Print every line of the data below without changing anything.

### Stored dataset items:
○ ○ ○ ○ ○
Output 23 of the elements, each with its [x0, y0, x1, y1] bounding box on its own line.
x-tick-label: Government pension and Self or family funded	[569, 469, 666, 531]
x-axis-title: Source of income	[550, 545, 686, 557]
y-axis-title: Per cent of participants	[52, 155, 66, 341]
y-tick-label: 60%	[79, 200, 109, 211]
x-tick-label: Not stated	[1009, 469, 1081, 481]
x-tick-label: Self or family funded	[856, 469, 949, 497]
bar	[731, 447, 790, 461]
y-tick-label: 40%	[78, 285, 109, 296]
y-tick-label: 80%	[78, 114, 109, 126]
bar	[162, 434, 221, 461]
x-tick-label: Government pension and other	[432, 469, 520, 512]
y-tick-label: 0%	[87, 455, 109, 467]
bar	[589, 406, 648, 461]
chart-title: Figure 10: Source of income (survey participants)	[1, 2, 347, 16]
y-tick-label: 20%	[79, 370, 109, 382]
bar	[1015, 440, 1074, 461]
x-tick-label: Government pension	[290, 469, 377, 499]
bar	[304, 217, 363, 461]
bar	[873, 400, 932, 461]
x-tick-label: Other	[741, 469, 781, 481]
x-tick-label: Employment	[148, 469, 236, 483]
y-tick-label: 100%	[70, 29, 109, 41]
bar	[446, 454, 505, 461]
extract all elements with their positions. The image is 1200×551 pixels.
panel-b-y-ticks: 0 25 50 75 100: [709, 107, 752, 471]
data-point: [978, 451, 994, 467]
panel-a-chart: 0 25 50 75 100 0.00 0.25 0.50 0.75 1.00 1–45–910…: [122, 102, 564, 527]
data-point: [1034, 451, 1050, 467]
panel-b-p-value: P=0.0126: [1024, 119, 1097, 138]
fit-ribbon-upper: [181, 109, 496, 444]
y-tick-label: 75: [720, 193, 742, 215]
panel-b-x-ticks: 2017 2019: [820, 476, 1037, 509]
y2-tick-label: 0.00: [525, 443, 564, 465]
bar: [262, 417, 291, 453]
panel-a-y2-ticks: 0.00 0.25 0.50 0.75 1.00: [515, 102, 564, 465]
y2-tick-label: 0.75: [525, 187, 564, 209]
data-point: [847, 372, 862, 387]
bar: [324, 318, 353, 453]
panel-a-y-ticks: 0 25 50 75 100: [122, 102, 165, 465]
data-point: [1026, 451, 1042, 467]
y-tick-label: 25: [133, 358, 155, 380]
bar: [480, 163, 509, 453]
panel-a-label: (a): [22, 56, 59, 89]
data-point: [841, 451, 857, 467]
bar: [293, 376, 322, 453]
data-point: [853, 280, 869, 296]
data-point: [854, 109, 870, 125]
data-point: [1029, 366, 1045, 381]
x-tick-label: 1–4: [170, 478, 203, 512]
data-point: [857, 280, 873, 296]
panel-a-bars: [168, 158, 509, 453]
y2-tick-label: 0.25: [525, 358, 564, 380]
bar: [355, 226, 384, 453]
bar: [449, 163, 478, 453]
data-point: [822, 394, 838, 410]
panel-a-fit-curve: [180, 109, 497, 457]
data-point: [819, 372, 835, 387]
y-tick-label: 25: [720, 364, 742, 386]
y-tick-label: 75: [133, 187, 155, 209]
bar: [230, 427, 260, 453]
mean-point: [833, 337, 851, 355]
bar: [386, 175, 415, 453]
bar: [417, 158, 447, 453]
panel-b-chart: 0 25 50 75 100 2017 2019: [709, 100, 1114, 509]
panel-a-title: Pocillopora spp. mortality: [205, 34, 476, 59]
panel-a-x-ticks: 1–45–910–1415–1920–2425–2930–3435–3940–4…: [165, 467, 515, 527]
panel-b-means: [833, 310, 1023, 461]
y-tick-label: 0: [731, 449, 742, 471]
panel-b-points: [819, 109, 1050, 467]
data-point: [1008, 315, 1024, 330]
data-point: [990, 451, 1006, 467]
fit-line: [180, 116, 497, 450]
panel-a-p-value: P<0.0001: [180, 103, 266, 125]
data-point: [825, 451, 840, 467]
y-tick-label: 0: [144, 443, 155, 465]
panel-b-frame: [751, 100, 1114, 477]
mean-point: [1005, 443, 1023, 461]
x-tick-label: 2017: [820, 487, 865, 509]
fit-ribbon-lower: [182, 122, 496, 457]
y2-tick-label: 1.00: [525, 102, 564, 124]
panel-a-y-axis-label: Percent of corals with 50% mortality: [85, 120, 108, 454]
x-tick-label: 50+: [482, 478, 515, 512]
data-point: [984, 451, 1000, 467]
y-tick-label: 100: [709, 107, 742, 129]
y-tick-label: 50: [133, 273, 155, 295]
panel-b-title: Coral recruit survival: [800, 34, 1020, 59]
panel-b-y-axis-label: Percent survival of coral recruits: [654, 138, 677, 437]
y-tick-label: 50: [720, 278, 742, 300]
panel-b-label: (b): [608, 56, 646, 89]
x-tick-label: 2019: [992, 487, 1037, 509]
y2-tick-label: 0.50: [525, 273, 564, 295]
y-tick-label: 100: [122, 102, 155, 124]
○ ○ ○ ○ ○
### Written response:
Output 23 of the elements, each with its [x0, y0, x1, y1] bounding box on its own line.
x-tick-label: Government pension and Self or family funded	[569, 469, 666, 531]
x-axis-title: Source of income	[550, 545, 686, 557]
y-axis-title: Per cent of participants	[52, 155, 66, 341]
y-tick-label: 60%	[79, 200, 109, 211]
x-tick-label: Not stated	[1009, 469, 1081, 481]
x-tick-label: Self or family funded	[856, 469, 949, 497]
bar	[731, 447, 790, 461]
y-tick-label: 40%	[78, 285, 109, 296]
y-tick-label: 80%	[78, 114, 109, 126]
bar	[162, 434, 221, 461]
x-tick-label: Government pension and other	[432, 469, 520, 512]
y-tick-label: 0%	[87, 455, 109, 467]
bar	[589, 406, 648, 461]
chart-title: Figure 10: Source of income (survey participants)	[1, 2, 347, 16]
y-tick-label: 20%	[79, 370, 109, 382]
bar	[1015, 440, 1074, 461]
x-tick-label: Government pension	[290, 469, 377, 499]
bar	[304, 217, 363, 461]
bar	[873, 400, 932, 461]
x-tick-label: Other	[741, 469, 781, 481]
x-tick-label: Employment	[148, 469, 236, 483]
y-tick-label: 100%	[70, 29, 109, 41]
bar	[446, 454, 505, 461]
extract all elements with their positions. The image is 1200×551 pixels.
panel-b-y-ticks: 0 25 50 75 100: [709, 107, 752, 471]
data-point: [978, 451, 994, 467]
panel-a-chart: 0 25 50 75 100 0.00 0.25 0.50 0.75 1.00 1–45–910…: [122, 102, 564, 527]
data-point: [1034, 451, 1050, 467]
panel-b-p-value: P=0.0126: [1024, 119, 1097, 138]
fit-ribbon-upper: [181, 109, 496, 444]
y-tick-label: 75: [720, 193, 742, 215]
panel-b-x-ticks: 2017 2019: [820, 476, 1037, 509]
y2-tick-label: 0.00: [525, 443, 564, 465]
bar: [262, 417, 291, 453]
panel-a-y2-ticks: 0.00 0.25 0.50 0.75 1.00: [515, 102, 564, 465]
y2-tick-label: 0.75: [525, 187, 564, 209]
data-point: [847, 372, 862, 387]
bar: [324, 318, 353, 453]
panel-a-y-ticks: 0 25 50 75 100: [122, 102, 165, 465]
data-point: [1026, 451, 1042, 467]
y-tick-label: 25: [133, 358, 155, 380]
bar: [480, 163, 509, 453]
panel-a-label: (a): [22, 56, 59, 89]
data-point: [841, 451, 857, 467]
bar: [293, 376, 322, 453]
data-point: [853, 280, 869, 296]
data-point: [854, 109, 870, 125]
data-point: [1029, 366, 1045, 381]
x-tick-label: 1–4: [170, 478, 203, 512]
data-point: [857, 280, 873, 296]
panel-a-bars: [168, 158, 509, 453]
y2-tick-label: 0.25: [525, 358, 564, 380]
bar: [355, 226, 384, 453]
bar: [449, 163, 478, 453]
data-point: [822, 394, 838, 410]
panel-a-fit-curve: [180, 109, 497, 457]
data-point: [819, 372, 835, 387]
y-tick-label: 25: [720, 364, 742, 386]
y-tick-label: 75: [133, 187, 155, 209]
bar: [230, 427, 260, 453]
mean-point: [833, 337, 851, 355]
bar: [386, 175, 415, 453]
bar: [417, 158, 447, 453]
panel-b-chart: 0 25 50 75 100 2017 2019: [709, 100, 1114, 509]
panel-a-title: Pocillopora spp. mortality: [205, 34, 476, 59]
panel-a-x-ticks: 1–45–910–1415–1920–2425–2930–3435–3940–4…: [165, 467, 515, 527]
panel-b-means: [833, 310, 1023, 461]
y-tick-label: 0: [731, 449, 742, 471]
panel-b-points: [819, 109, 1050, 467]
data-point: [1008, 315, 1024, 330]
data-point: [990, 451, 1006, 467]
fit-line: [180, 116, 497, 450]
panel-a-p-value: P<0.0001: [180, 103, 266, 125]
data-point: [825, 451, 840, 467]
y-tick-label: 0: [144, 443, 155, 465]
panel-b-frame: [751, 100, 1114, 477]
mean-point: [1005, 443, 1023, 461]
x-tick-label: 2017: [820, 487, 865, 509]
fit-ribbon-lower: [182, 122, 496, 457]
y2-tick-label: 1.00: [525, 102, 564, 124]
panel-a-y-axis-label: Percent of corals with 50% mortality: [85, 120, 108, 454]
x-tick-label: 50+: [482, 478, 515, 512]
data-point: [984, 451, 1000, 467]
y-tick-label: 100: [709, 107, 742, 129]
y-tick-label: 50: [133, 273, 155, 295]
panel-b-title: Coral recruit survival: [800, 34, 1020, 59]
panel-b-y-axis-label: Percent survival of coral recruits: [654, 138, 677, 437]
y-tick-label: 50: [720, 278, 742, 300]
panel-b-label: (b): [608, 56, 646, 89]
x-tick-label: 2019: [992, 487, 1037, 509]
y2-tick-label: 0.50: [525, 273, 564, 295]
y-tick-label: 100: [122, 102, 155, 124]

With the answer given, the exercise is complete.